EXERCISE DESCRIPTION
Below are the records; reproduce all of them exactly but without any images.

──────── GIVEN ENTRIES ────────

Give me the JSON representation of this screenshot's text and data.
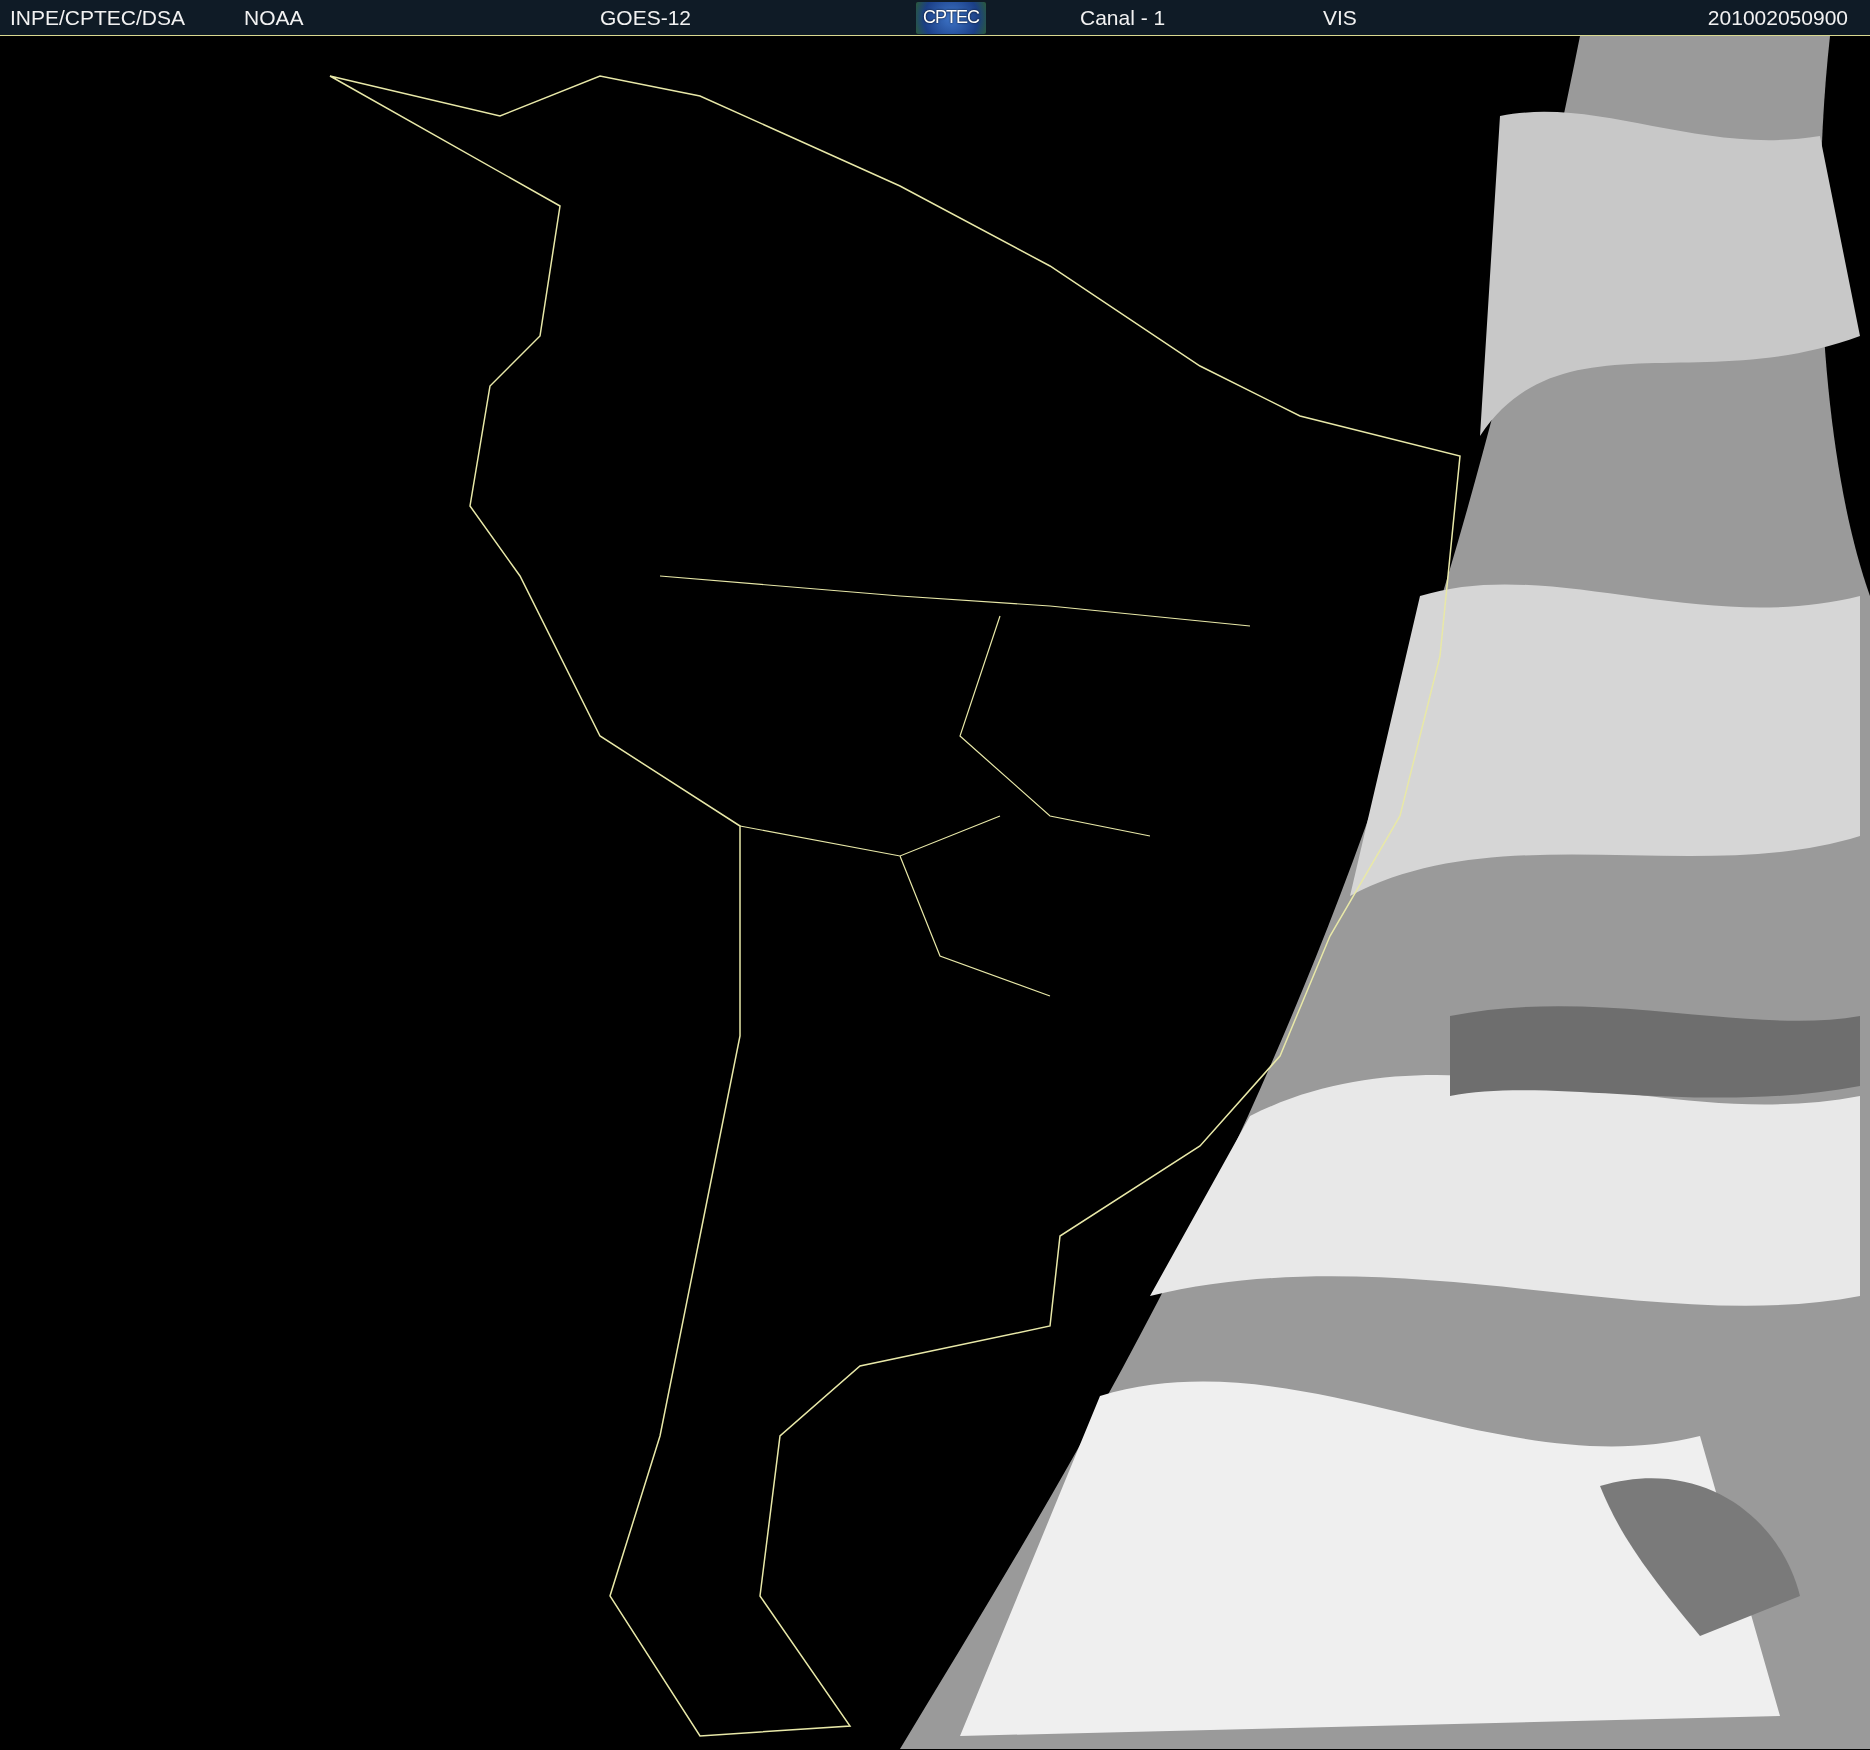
{
  "header": {
    "items": [
      {
        "kind": "text",
        "text": "INPE/CPTEC/DSA"
      },
      {
        "kind": "text",
        "text": "NOAA"
      },
      {
        "kind": "text",
        "text": "GOES-12"
      },
      {
        "kind": "logo",
        "text": "CPTEC"
      },
      {
        "kind": "text",
        "text": "Canal - 1"
      },
      {
        "kind": "text",
        "text": "VIS"
      },
      {
        "kind": "text",
        "text": "201002050900"
      }
    ]
  }
}
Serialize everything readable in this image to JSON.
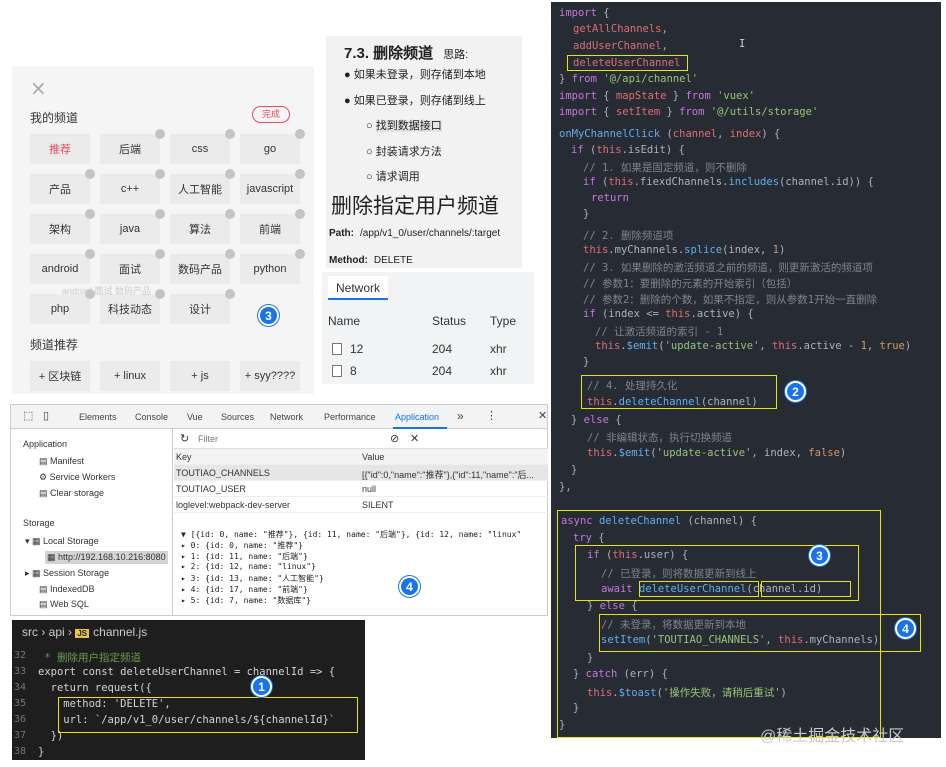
{
  "panel": {
    "close": "×",
    "my_channels_title": "我的频道",
    "done_label": "完成",
    "channels": [
      {
        "label": "推荐",
        "active": true
      },
      {
        "label": "后端"
      },
      {
        "label": "css"
      },
      {
        "label": "go"
      },
      {
        "label": "产品"
      },
      {
        "label": "c++"
      },
      {
        "label": "人工智能"
      },
      {
        "label": "javascript"
      },
      {
        "label": "架构"
      },
      {
        "label": "java"
      },
      {
        "label": "算法"
      },
      {
        "label": "前端"
      },
      {
        "label": "android"
      },
      {
        "label": "面试"
      },
      {
        "label": "数码产品"
      },
      {
        "label": "python"
      },
      {
        "label": "php"
      },
      {
        "label": "科技动态"
      },
      {
        "label": "设计"
      }
    ],
    "ghost_text": "android 面试 数码产品",
    "recommend_title": "频道推荐",
    "recommend": [
      "+ 区块链",
      "+ linux",
      "+ js",
      "+ syy????"
    ],
    "badge": "3"
  },
  "notes": {
    "title": "7.3. 删除频道",
    "title_aside": "思路:",
    "items": [
      "如果未登录，则存储到本地",
      "如果已登录，则存储到线上"
    ],
    "subitems": [
      "找到数据接口",
      "封装请求方法",
      "请求调用"
    ],
    "heading": "删除指定用户频道",
    "path_label": "Path:",
    "path_value": "/app/v1_0/user/channels/:target",
    "method_label": "Method:",
    "method_value": "DELETE"
  },
  "network": {
    "tab": "Network",
    "columns": [
      "Name",
      "Status",
      "Type"
    ],
    "rows": [
      {
        "name": "12",
        "status": "204",
        "type": "xhr"
      },
      {
        "name": "8",
        "status": "204",
        "type": "xhr"
      }
    ]
  },
  "devtools": {
    "tabs": [
      "Elements",
      "Console",
      "Vue",
      "Sources",
      "Network",
      "Performance",
      "Application"
    ],
    "more": "»",
    "side": {
      "application": "Application",
      "manifest": "Manifest",
      "service_workers": "Service Workers",
      "clear_storage": "Clear storage",
      "storage": "Storage",
      "local_storage": "Local Storage",
      "local_origin": "http://192.168.10.216:8080",
      "session_storage": "Session Storage",
      "indexeddb": "IndexedDB",
      "websql": "Web SQL"
    },
    "filter_placeholder": "Filter",
    "key_header": "Key",
    "value_header": "Value",
    "rows": [
      {
        "key": "TOUTIAO_CHANNELS",
        "value": "[{\"id\":0,\"name\":\"推荐\"},{\"id\":11,\"name\":\"后..."
      },
      {
        "key": "TOUTIAO_USER",
        "value": "null"
      },
      {
        "key": "loglevel:webpack-dev-server",
        "value": "SILENT"
      }
    ],
    "json_lines": [
      "▼ [{id: 0, name: \"推荐\"}, {id: 11, name: \"后端\"}, {id: 12, name: \"linux\"",
      "  ▸ 0: {id: 0, name: \"推荐\"}",
      "  ▸ 1: {id: 11, name: \"后端\"}",
      "  ▸ 2: {id: 12, name: \"linux\"}",
      "  ▸ 3: {id: 13, name: \"人工智能\"}",
      "  ▸ 4: {id: 17, name: \"前端\"}",
      "  ▸ 5: {id: 7, name: \"数据库\"}"
    ],
    "badge": "4"
  },
  "vscode": {
    "breadcrumb": [
      "src",
      "api",
      "channel.js"
    ],
    "js_label": "JS",
    "line_numbers": [
      "32",
      "33",
      "34",
      "35",
      "36",
      "37",
      "38"
    ],
    "lines": [
      " * 删除用户指定频道",
      "export const deleteUserChannel = channelId => {",
      "  return request({",
      "    method: 'DELETE',",
      "    url: `/app/v1_0/user/channels/${channelId}`",
      "  })",
      "}"
    ],
    "badge": "1"
  },
  "editor": {
    "badges": [
      "2",
      "3",
      "4"
    ],
    "watermark": "@稀土掘金技术社区"
  }
}
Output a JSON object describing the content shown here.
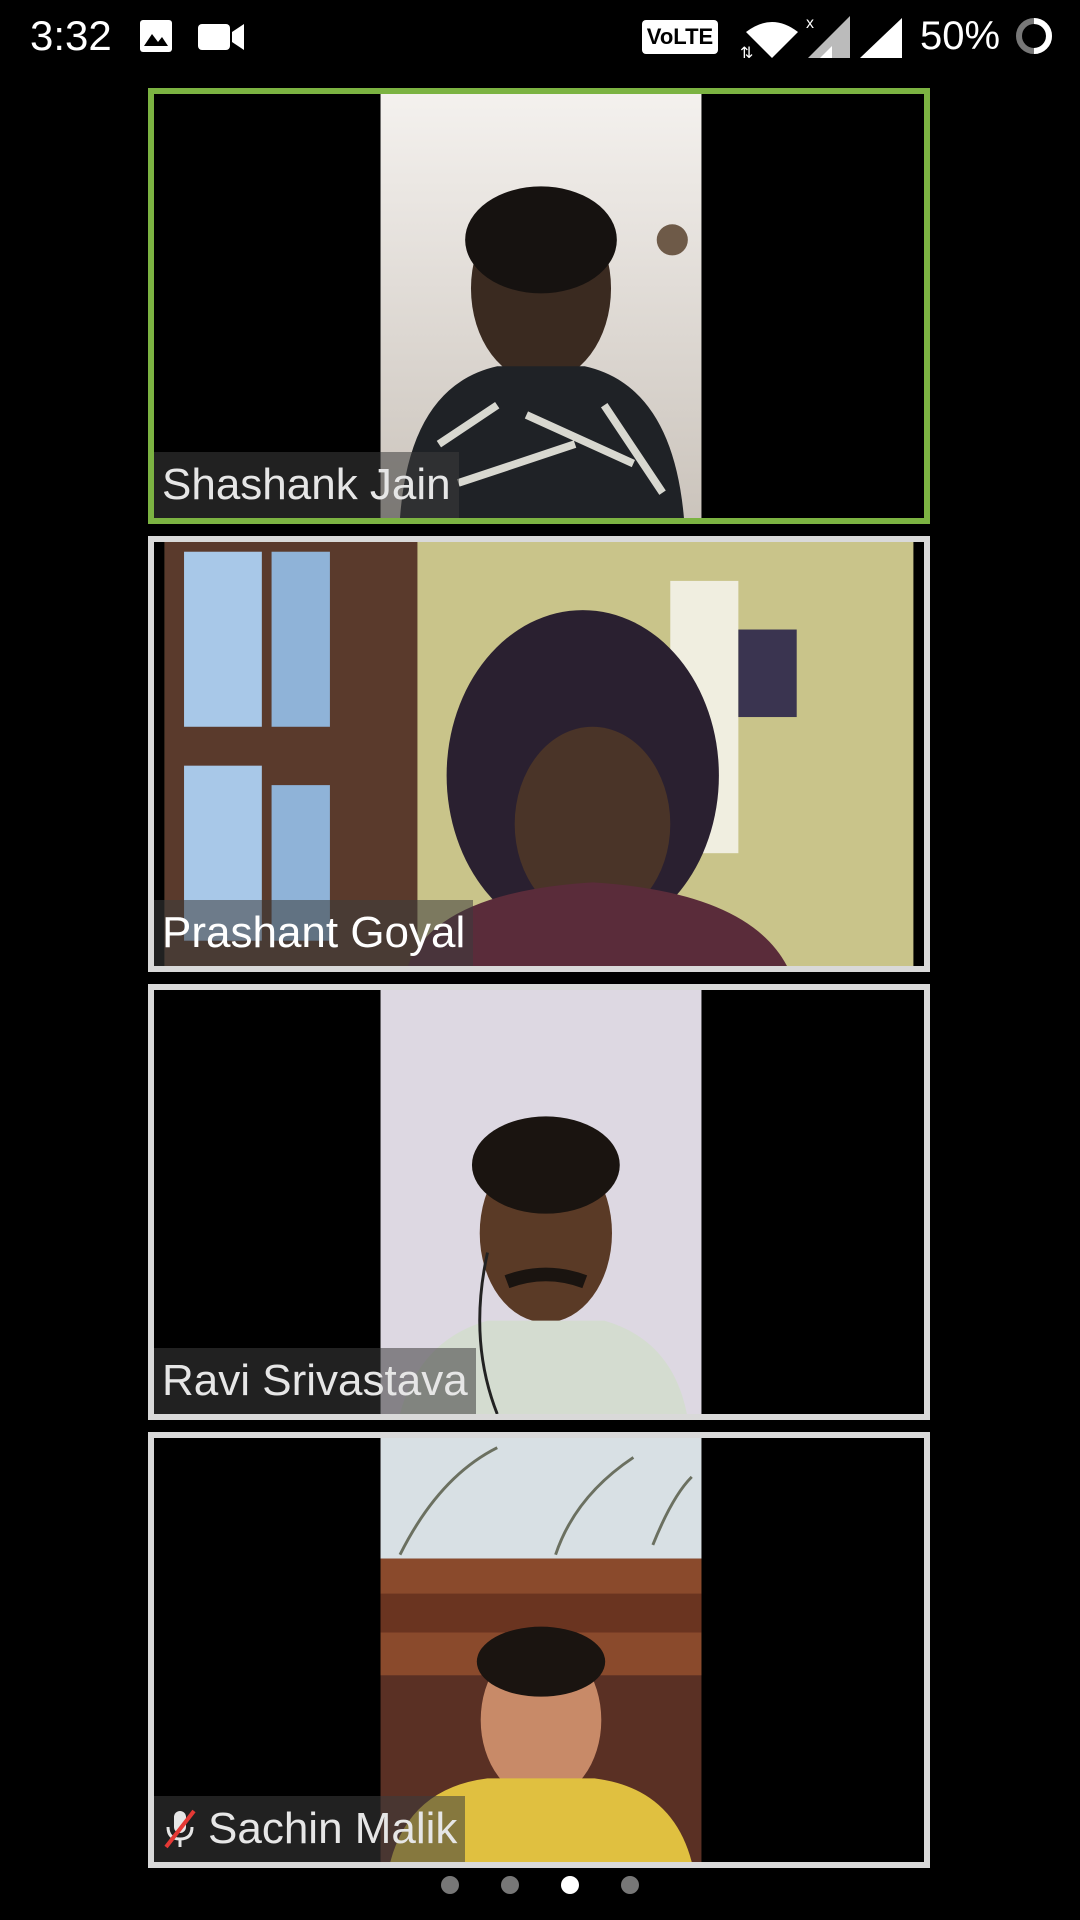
{
  "status_bar": {
    "time": "3:32",
    "volte_label": "VoLTE",
    "battery_percent": "50%",
    "icons": [
      "image-icon",
      "video-camera-icon",
      "volte-icon",
      "wifi-icon",
      "signal-x-icon",
      "signal-icon",
      "battery-ring-icon"
    ]
  },
  "participants": [
    {
      "name": "Shashank Jain",
      "active_speaker": true,
      "muted": false
    },
    {
      "name": "Prashant Goyal",
      "active_speaker": false,
      "muted": false
    },
    {
      "name": "Ravi Srivastava",
      "active_speaker": false,
      "muted": false
    },
    {
      "name": "Sachin Malik",
      "active_speaker": false,
      "muted": true
    }
  ],
  "pagination": {
    "total_pages": 4,
    "current_page": 3
  },
  "colors": {
    "active_border": "#7cb342",
    "tile_border": "#d9d9d9",
    "background": "#000000"
  }
}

────────

OUTPUT OF THE TASK
Give me the JSON representation of this screenshot's text and data.
{
  "header": {
    "items": [
      {
        "kind": "text",
        "text": "INPE/CPTEC/DSA"
      },
      {
        "kind": "text",
        "text": "NOAA"
      },
      {
        "kind": "text",
        "text": "GOES-12"
      },
      {
        "kind": "logo",
        "text": "CPTEC"
      },
      {
        "kind": "text",
        "text": "Canal - 1"
      },
      {
        "kind": "text",
        "text": "VIS"
      },
      {
        "kind": "text",
        "text": "201002050900"
      }
    ]
  }
}
Serialize everything readable in this image to JSON.
{
  "panel": {
    "close": "×",
    "my_channels_title": "我的频道",
    "done_label": "完成",
    "channels": [
      {
        "label": "推荐",
        "active": true
      },
      {
        "label": "后端"
      },
      {
        "label": "css"
      },
      {
        "label": "go"
      },
      {
        "label": "产品"
      },
      {
        "label": "c++"
      },
      {
        "label": "人工智能"
      },
      {
        "label": "javascript"
      },
      {
        "label": "架构"
      },
      {
        "label": "java"
      },
      {
        "label": "算法"
      },
      {
        "label": "前端"
      },
      {
        "label": "android"
      },
      {
        "label": "面试"
      },
      {
        "label": "数码产品"
      },
      {
        "label": "python"
      },
      {
        "label": "php"
      },
      {
        "label": "科技动态"
      },
      {
        "label": "设计"
      }
    ],
    "ghost_text": "android 面试 数码产品",
    "recommend_title": "频道推荐",
    "recommend": [
      "+ 区块链",
      "+ linux",
      "+ js",
      "+ syy????"
    ],
    "badge": "3"
  },
  "notes": {
    "title": "7.3. 删除频道",
    "title_aside": "思路:",
    "items": [
      "如果未登录，则存储到本地",
      "如果已登录，则存储到线上"
    ],
    "subitems": [
      "找到数据接口",
      "封装请求方法",
      "请求调用"
    ],
    "heading": "删除指定用户频道",
    "path_label": "Path:",
    "path_value": "/app/v1_0/user/channels/:target",
    "method_label": "Method:",
    "method_value": "DELETE"
  },
  "network": {
    "tab": "Network",
    "columns": [
      "Name",
      "Status",
      "Type"
    ],
    "rows": [
      {
        "name": "12",
        "status": "204",
        "type": "xhr"
      },
      {
        "name": "8",
        "status": "204",
        "type": "xhr"
      }
    ]
  },
  "devtools": {
    "tabs": [
      "Elements",
      "Console",
      "Vue",
      "Sources",
      "Network",
      "Performance",
      "Application"
    ],
    "more": "»",
    "side": {
      "application": "Application",
      "manifest": "Manifest",
      "service_workers": "Service Workers",
      "clear_storage": "Clear storage",
      "storage": "Storage",
      "local_storage": "Local Storage",
      "local_origin": "http://192.168.10.216:8080",
      "session_storage": "Session Storage",
      "indexeddb": "IndexedDB",
      "websql": "Web SQL"
    },
    "filter_placeholder": "Filter",
    "key_header": "Key",
    "value_header": "Value",
    "rows": [
      {
        "key": "TOUTIAO_CHANNELS",
        "value": "[{\"id\":0,\"name\":\"推荐\"},{\"id\":11,\"name\":\"后..."
      },
      {
        "key": "TOUTIAO_USER",
        "value": "null"
      },
      {
        "key": "loglevel:webpack-dev-server",
        "value": "SILENT"
      }
    ],
    "json_lines": [
      "▼ [{id: 0, name: \"推荐\"}, {id: 11, name: \"后端\"}, {id: 12, name: \"linux\"",
      "  ▸ 0: {id: 0, name: \"推荐\"}",
      "  ▸ 1: {id: 11, name: \"后端\"}",
      "  ▸ 2: {id: 12, name: \"linux\"}",
      "  ▸ 3: {id: 13, name: \"人工智能\"}",
      "  ▸ 4: {id: 17, name: \"前端\"}",
      "  ▸ 5: {id: 7, name: \"数据库\"}"
    ],
    "badge": "4"
  },
  "vscode": {
    "breadcrumb": [
      "src",
      "api",
      "channel.js"
    ],
    "js_label": "JS",
    "line_numbers": [
      "32",
      "33",
      "34",
      "35",
      "36",
      "37",
      "38"
    ],
    "lines": [
      " * 删除用户指定频道",
      "export const deleteUserChannel = channelId => {",
      "  return request({",
      "    method: 'DELETE',",
      "    url: `/app/v1_0/user/channels/${channelId}`",
      "  })",
      "}"
    ],
    "badge": "1"
  },
  "editor": {
    "badges": [
      "2",
      "3",
      "4"
    ],
    "watermark": "@稀土掘金技术社区"
  }
}
Output a JSON object describing the content shown here.
{
  "status_bar": {
    "time": "3:32",
    "volte_label": "VoLTE",
    "battery_percent": "50%",
    "icons": [
      "image-icon",
      "video-camera-icon",
      "volte-icon",
      "wifi-icon",
      "signal-x-icon",
      "signal-icon",
      "battery-ring-icon"
    ]
  },
  "participants": [
    {
      "name": "Shashank Jain",
      "active_speaker": true,
      "muted": false
    },
    {
      "name": "Prashant Goyal",
      "active_speaker": false,
      "muted": false
    },
    {
      "name": "Ravi Srivastava",
      "active_speaker": false,
      "muted": false
    },
    {
      "name": "Sachin Malik",
      "active_speaker": false,
      "muted": true
    }
  ],
  "pagination": {
    "total_pages": 4,
    "current_page": 3
  },
  "colors": {
    "active_border": "#7cb342",
    "tile_border": "#d9d9d9",
    "background": "#000000"
  }
}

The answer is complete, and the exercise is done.